■ THE PROBLEM
Please find all lines in the data that hold the string "JSON" and copy them.

■ DATA RECORDS
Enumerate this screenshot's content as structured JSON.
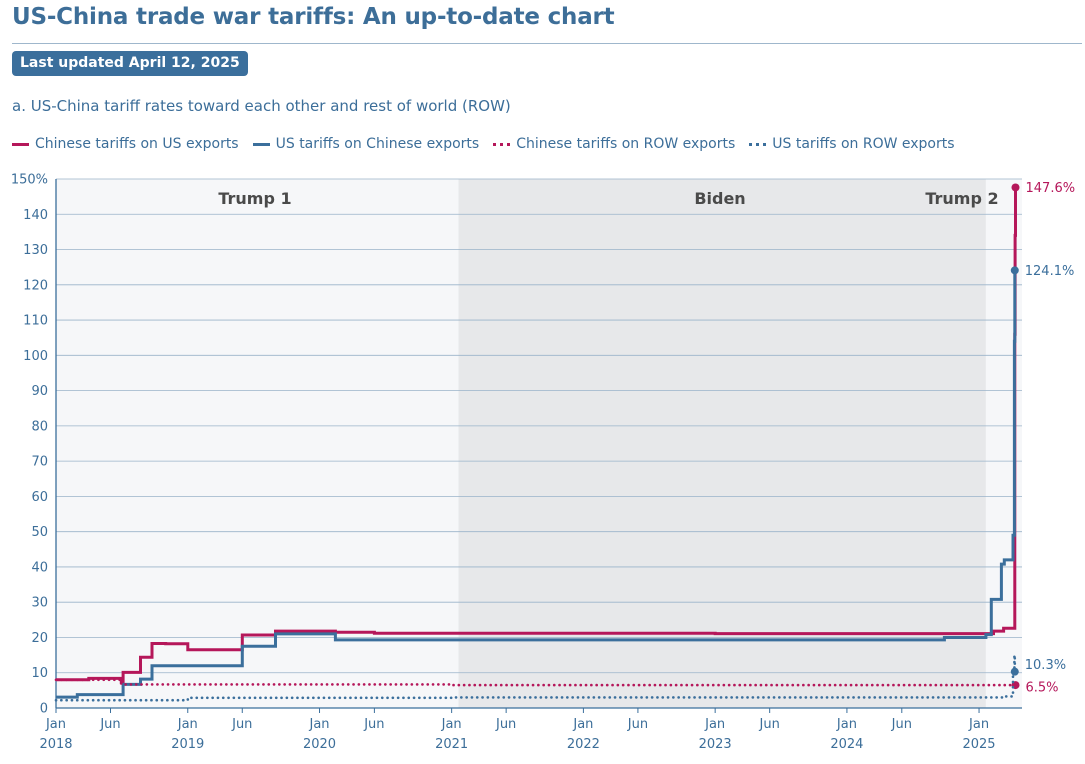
{
  "header": {
    "title": "US-China trade war tariffs: An up-to-date chart",
    "updated_badge": "Last updated April 12, 2025"
  },
  "chart_data": {
    "type": "line",
    "title": "a. US-China tariff rates toward each other and rest of world (ROW)",
    "xlabel": "",
    "ylabel": "",
    "ylim": [
      0,
      150
    ],
    "yticks": [
      0,
      10,
      20,
      30,
      40,
      50,
      60,
      70,
      80,
      90,
      100,
      110,
      120,
      130,
      140,
      150
    ],
    "ytick_labels": [
      "0",
      "10",
      "20",
      "30",
      "40",
      "50",
      "60",
      "70",
      "80",
      "90",
      "100",
      "110",
      "120",
      "130",
      "140",
      "150%"
    ],
    "xlim": [
      "2018-01-01",
      "2025-04-30"
    ],
    "xticks": [
      {
        "date": "2018-01-01",
        "label": "Jan",
        "year": "2018"
      },
      {
        "date": "2018-06-01",
        "label": "Jun"
      },
      {
        "date": "2019-01-01",
        "label": "Jan",
        "year": "2019"
      },
      {
        "date": "2019-06-01",
        "label": "Jun"
      },
      {
        "date": "2020-01-01",
        "label": "Jan",
        "year": "2020"
      },
      {
        "date": "2020-06-01",
        "label": "Jun"
      },
      {
        "date": "2021-01-01",
        "label": "Jan",
        "year": "2021"
      },
      {
        "date": "2021-06-01",
        "label": "Jun"
      },
      {
        "date": "2022-01-01",
        "label": "Jan",
        "year": "2022"
      },
      {
        "date": "2022-06-01",
        "label": "Jun"
      },
      {
        "date": "2023-01-01",
        "label": "Jan",
        "year": "2023"
      },
      {
        "date": "2023-06-01",
        "label": "Jun"
      },
      {
        "date": "2024-01-01",
        "label": "Jan",
        "year": "2024"
      },
      {
        "date": "2024-06-01",
        "label": "Jun"
      },
      {
        "date": "2025-01-01",
        "label": "Jan",
        "year": "2025"
      }
    ],
    "grid": true,
    "legend_position": "top",
    "periods": [
      {
        "label": "Trump 1",
        "start": "2018-01-01",
        "end": "2021-01-20",
        "shade": "#f6f7f9"
      },
      {
        "label": "Biden",
        "start": "2021-01-20",
        "end": "2025-01-20",
        "shade": "#e7e8ea"
      },
      {
        "label": "Trump 2",
        "start": "2025-01-20",
        "end": "2025-04-30",
        "shade": "#f6f7f9"
      }
    ],
    "series": [
      {
        "name": "Chinese tariffs on US exports",
        "color": "#b5175a",
        "style": "solid",
        "end_label": "147.6%",
        "points": [
          [
            "2018-01-01",
            8.0
          ],
          [
            "2018-04-02",
            8.4
          ],
          [
            "2018-07-01",
            7.2
          ],
          [
            "2018-07-06",
            10.1
          ],
          [
            "2018-08-23",
            14.4
          ],
          [
            "2018-09-24",
            18.3
          ],
          [
            "2018-11-01",
            18.2
          ],
          [
            "2019-01-01",
            16.5
          ],
          [
            "2019-06-01",
            20.7
          ],
          [
            "2019-09-01",
            21.8
          ],
          [
            "2019-12-15",
            21.8
          ],
          [
            "2020-02-14",
            21.5
          ],
          [
            "2020-06-01",
            21.2
          ],
          [
            "2021-01-01",
            21.2
          ],
          [
            "2022-01-01",
            21.2
          ],
          [
            "2023-01-01",
            21.1
          ],
          [
            "2024-01-01",
            21.1
          ],
          [
            "2025-01-20",
            21.1
          ],
          [
            "2025-02-10",
            21.8
          ],
          [
            "2025-03-10",
            22.6
          ],
          [
            "2025-04-04",
            22.6
          ],
          [
            "2025-04-10",
            106.0
          ],
          [
            "2025-04-11",
            134.0
          ],
          [
            "2025-04-12",
            147.6
          ]
        ]
      },
      {
        "name": "US tariffs on Chinese exports",
        "color": "#3b6f9c",
        "style": "solid",
        "end_label": "124.1%",
        "points": [
          [
            "2018-01-01",
            3.1
          ],
          [
            "2018-03-01",
            3.8
          ],
          [
            "2018-07-06",
            6.7
          ],
          [
            "2018-08-23",
            8.2
          ],
          [
            "2018-09-24",
            12.0
          ],
          [
            "2019-06-01",
            17.5
          ],
          [
            "2019-09-01",
            21.0
          ],
          [
            "2019-10-01",
            21.0
          ],
          [
            "2020-02-14",
            19.3
          ],
          [
            "2021-01-01",
            19.3
          ],
          [
            "2022-01-01",
            19.3
          ],
          [
            "2023-01-01",
            19.3
          ],
          [
            "2024-01-01",
            19.3
          ],
          [
            "2024-09-27",
            20.0
          ],
          [
            "2025-01-20",
            20.8
          ],
          [
            "2025-02-04",
            30.8
          ],
          [
            "2025-03-04",
            40.8
          ],
          [
            "2025-03-12",
            42.0
          ],
          [
            "2025-04-02",
            42.0
          ],
          [
            "2025-04-05",
            49.0
          ],
          [
            "2025-04-09",
            104.0
          ],
          [
            "2025-04-10",
            124.1
          ]
        ]
      },
      {
        "name": "Chinese tariffs on ROW exports",
        "color": "#b5175a",
        "style": "dotted",
        "end_label": "6.5%",
        "points": [
          [
            "2018-01-01",
            8.0
          ],
          [
            "2018-07-01",
            6.7
          ],
          [
            "2019-01-01",
            6.7
          ],
          [
            "2021-01-01",
            6.5
          ],
          [
            "2025-04-12",
            6.5
          ]
        ]
      },
      {
        "name": "US tariffs on ROW exports",
        "color": "#3b6f9c",
        "style": "dotted",
        "end_label": "10.3%",
        "points": [
          [
            "2018-01-01",
            2.2
          ],
          [
            "2019-01-01",
            2.9
          ],
          [
            "2021-01-01",
            3.0
          ],
          [
            "2024-01-01",
            3.0
          ],
          [
            "2025-03-12",
            3.3
          ],
          [
            "2025-04-05",
            10.3
          ],
          [
            "2025-04-09",
            15.0
          ],
          [
            "2025-04-10",
            10.3
          ]
        ]
      }
    ]
  }
}
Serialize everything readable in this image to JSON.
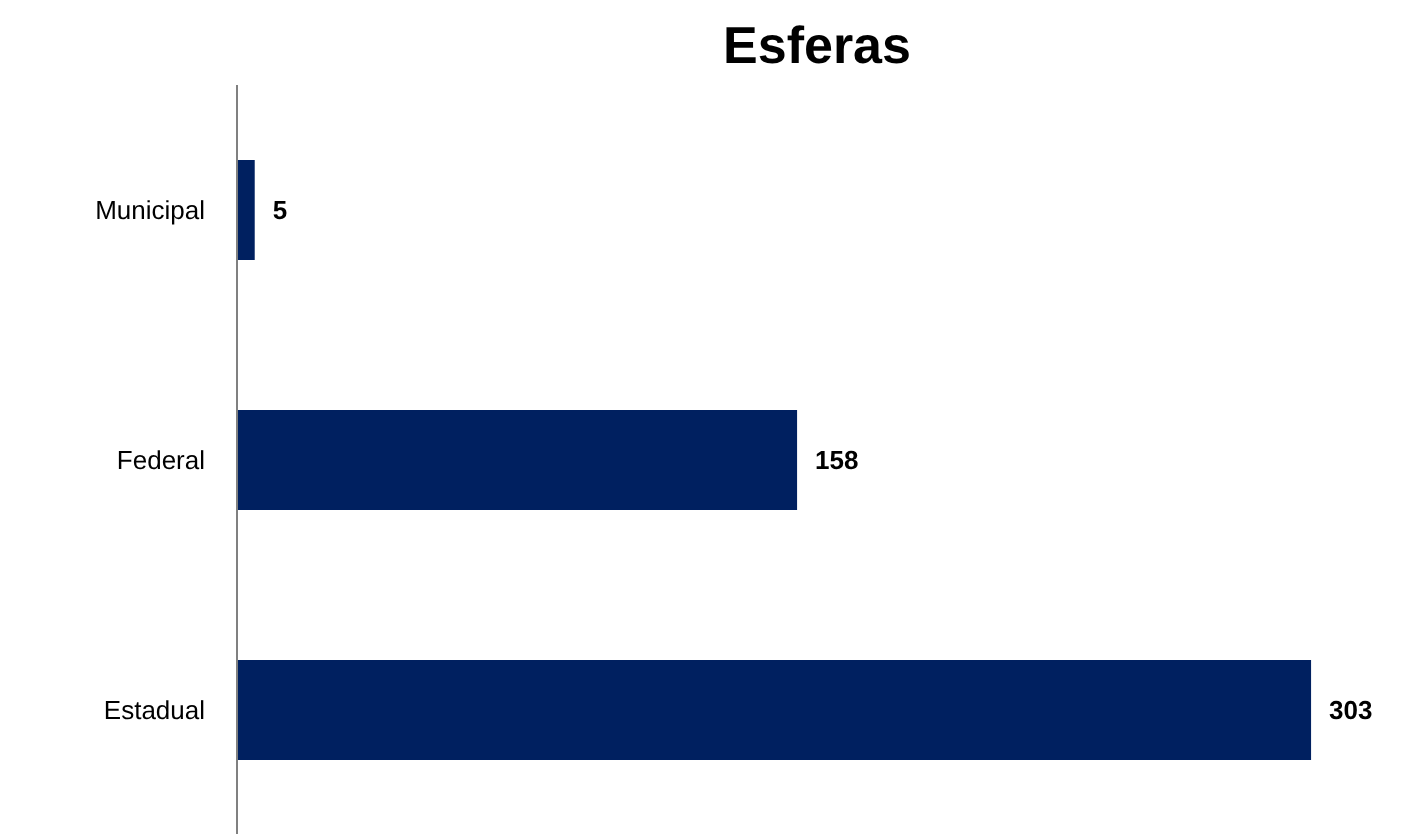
{
  "chart_data": {
    "type": "bar",
    "orientation": "horizontal",
    "title": "Esferas",
    "categories": [
      "Municipal",
      "Federal",
      "Estadual"
    ],
    "values": [
      5,
      158,
      303
    ],
    "color": "#002060",
    "data_labels": true,
    "tick_labels": "y"
  }
}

■ ANSWER TO THE EXERCISE
Enumerate this screenshot's content as structured JSON.
Serialize everything readable in this image to JSON.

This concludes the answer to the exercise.